== The exercise ==
Copy out every line of the material below, from the line containing "cell-mean: 11,93 <box>491 993 736 1022</box>" down to the line containing "cell-species: 7. Mięta", with both of those lines included.

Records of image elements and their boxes
□ □ □ □ □ □ □

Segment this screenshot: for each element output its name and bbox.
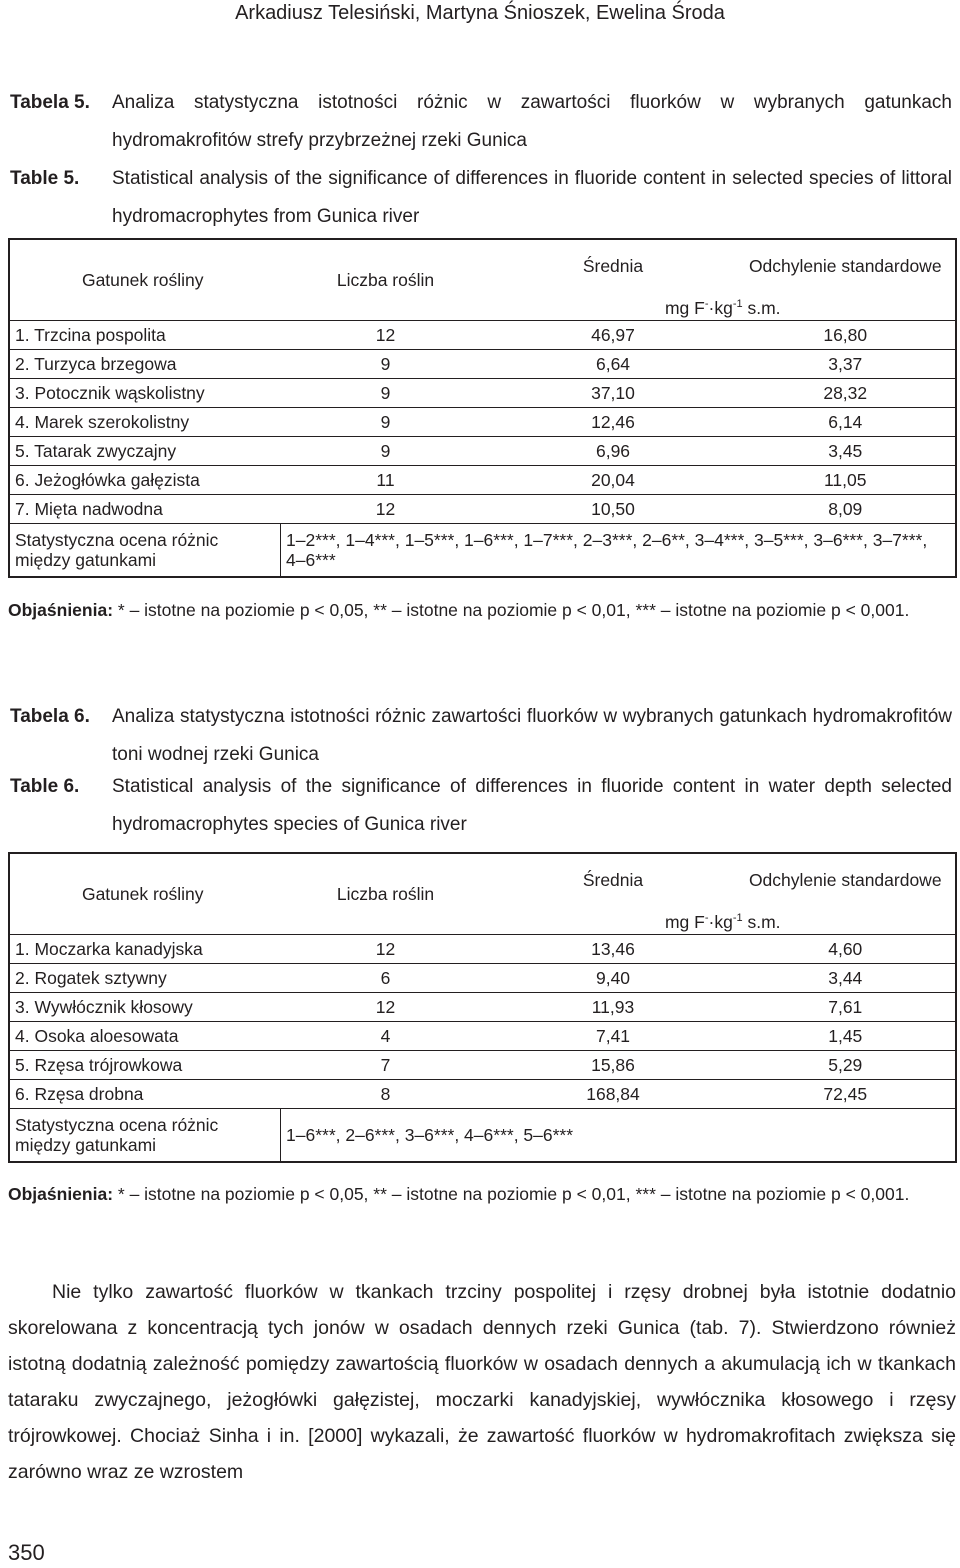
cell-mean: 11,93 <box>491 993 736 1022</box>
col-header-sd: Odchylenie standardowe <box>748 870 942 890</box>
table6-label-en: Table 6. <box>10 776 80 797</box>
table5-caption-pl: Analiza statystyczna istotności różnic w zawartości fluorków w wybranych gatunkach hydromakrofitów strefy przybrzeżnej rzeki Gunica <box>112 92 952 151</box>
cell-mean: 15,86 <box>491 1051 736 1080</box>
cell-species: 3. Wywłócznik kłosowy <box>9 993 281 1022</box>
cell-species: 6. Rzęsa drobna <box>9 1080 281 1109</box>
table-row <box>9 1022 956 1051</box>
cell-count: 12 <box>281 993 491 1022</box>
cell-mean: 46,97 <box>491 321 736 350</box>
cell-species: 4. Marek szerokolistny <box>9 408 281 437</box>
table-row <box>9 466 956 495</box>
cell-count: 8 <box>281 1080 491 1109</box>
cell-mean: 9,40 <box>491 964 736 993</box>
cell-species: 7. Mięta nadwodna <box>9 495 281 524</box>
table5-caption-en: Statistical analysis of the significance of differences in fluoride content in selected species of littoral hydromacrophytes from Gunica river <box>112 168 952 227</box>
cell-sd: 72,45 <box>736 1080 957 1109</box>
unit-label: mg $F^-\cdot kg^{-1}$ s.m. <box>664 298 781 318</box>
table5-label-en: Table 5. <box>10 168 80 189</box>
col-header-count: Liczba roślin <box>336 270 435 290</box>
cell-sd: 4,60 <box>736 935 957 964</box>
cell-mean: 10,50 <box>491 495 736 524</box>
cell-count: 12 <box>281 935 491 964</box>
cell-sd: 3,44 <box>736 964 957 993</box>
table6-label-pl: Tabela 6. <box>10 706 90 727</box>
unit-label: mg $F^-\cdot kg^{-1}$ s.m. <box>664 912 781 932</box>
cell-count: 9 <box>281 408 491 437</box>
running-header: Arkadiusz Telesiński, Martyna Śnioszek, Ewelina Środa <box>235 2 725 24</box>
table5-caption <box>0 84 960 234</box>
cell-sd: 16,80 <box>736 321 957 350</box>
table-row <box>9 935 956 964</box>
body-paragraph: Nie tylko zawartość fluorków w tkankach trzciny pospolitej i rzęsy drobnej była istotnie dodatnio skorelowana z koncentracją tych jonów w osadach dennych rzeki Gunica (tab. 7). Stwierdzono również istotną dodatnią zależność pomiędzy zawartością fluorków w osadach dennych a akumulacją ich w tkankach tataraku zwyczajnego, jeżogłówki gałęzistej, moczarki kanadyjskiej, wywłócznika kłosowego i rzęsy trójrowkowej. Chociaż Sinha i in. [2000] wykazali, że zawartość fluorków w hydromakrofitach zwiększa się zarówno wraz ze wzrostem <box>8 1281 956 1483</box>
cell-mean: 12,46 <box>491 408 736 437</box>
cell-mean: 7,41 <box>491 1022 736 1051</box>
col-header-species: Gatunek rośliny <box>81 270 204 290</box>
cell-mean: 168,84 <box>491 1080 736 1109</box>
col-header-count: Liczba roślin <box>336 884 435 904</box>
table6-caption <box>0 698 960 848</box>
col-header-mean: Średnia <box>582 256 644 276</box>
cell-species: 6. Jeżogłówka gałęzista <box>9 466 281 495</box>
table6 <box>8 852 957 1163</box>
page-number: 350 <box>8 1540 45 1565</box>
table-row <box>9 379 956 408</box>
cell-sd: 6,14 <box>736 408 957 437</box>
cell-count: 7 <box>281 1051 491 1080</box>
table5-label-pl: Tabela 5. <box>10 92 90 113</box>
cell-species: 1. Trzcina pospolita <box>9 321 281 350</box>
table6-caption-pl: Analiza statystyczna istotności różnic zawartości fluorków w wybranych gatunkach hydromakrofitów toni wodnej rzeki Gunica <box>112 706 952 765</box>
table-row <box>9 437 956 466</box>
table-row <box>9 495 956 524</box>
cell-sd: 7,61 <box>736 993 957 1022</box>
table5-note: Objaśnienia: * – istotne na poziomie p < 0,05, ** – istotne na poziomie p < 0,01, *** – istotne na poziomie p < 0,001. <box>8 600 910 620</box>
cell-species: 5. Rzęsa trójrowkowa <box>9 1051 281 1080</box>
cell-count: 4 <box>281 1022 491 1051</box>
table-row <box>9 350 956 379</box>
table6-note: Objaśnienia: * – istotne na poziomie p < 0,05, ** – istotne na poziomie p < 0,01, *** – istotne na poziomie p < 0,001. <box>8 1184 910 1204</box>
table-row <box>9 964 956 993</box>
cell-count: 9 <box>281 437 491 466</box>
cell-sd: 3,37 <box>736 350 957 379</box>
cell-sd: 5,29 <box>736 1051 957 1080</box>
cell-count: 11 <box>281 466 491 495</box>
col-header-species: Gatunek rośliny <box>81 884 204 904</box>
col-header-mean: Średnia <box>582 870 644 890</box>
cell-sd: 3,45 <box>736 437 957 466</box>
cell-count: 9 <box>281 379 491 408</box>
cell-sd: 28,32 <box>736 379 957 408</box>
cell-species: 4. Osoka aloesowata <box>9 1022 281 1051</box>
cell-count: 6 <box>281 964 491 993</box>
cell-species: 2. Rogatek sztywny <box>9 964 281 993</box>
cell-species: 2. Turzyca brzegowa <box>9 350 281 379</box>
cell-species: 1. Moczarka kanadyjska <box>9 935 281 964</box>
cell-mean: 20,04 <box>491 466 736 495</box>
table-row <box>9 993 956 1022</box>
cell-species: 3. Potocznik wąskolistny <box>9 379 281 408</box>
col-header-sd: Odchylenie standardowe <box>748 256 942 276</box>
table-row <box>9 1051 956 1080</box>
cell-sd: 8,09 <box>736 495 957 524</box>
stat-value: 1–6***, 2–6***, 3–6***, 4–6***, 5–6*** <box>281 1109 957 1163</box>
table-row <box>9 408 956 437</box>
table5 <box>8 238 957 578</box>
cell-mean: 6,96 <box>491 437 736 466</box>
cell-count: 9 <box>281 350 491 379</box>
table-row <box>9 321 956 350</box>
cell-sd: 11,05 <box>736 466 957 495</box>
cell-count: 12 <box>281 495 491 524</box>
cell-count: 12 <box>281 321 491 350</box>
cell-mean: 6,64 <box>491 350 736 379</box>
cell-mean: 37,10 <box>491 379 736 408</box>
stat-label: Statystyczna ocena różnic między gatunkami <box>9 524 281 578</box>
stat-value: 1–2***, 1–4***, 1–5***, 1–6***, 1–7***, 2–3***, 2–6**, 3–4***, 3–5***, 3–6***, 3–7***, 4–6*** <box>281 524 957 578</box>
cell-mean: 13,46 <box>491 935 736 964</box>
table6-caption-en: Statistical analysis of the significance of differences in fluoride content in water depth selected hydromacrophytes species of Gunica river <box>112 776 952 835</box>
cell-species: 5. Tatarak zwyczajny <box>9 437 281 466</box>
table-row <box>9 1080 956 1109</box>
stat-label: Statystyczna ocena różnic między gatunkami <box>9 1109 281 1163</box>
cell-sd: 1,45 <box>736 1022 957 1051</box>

□ □ □ □ □ □ □

== Task result ==
cell-mean: 11,93 <box>491 993 736 1022</box>
col-header-sd: Odchylenie standardowe <box>748 870 942 890</box>
table6-label-en: Table 6. <box>10 776 80 797</box>
table5-caption-pl: Analiza statystyczna istotności różnic w zawartości fluorków w wybranych gatunkach hydromakrofitów strefy przybrzeżnej rzeki Gunica <box>112 92 952 151</box>
cell-mean: 15,86 <box>491 1051 736 1080</box>
cell-species: 3. Wywłócznik kłosowy <box>9 993 281 1022</box>
cell-species: 6. Rzęsa drobna <box>9 1080 281 1109</box>
table-row <box>9 1022 956 1051</box>
cell-count: 12 <box>281 993 491 1022</box>
cell-mean: 46,97 <box>491 321 736 350</box>
cell-species: 4. Marek szerokolistny <box>9 408 281 437</box>
table-row <box>9 466 956 495</box>
cell-count: 8 <box>281 1080 491 1109</box>
cell-mean: 9,40 <box>491 964 736 993</box>
cell-species: 7. Mięta nadwodna <box>9 495 281 524</box>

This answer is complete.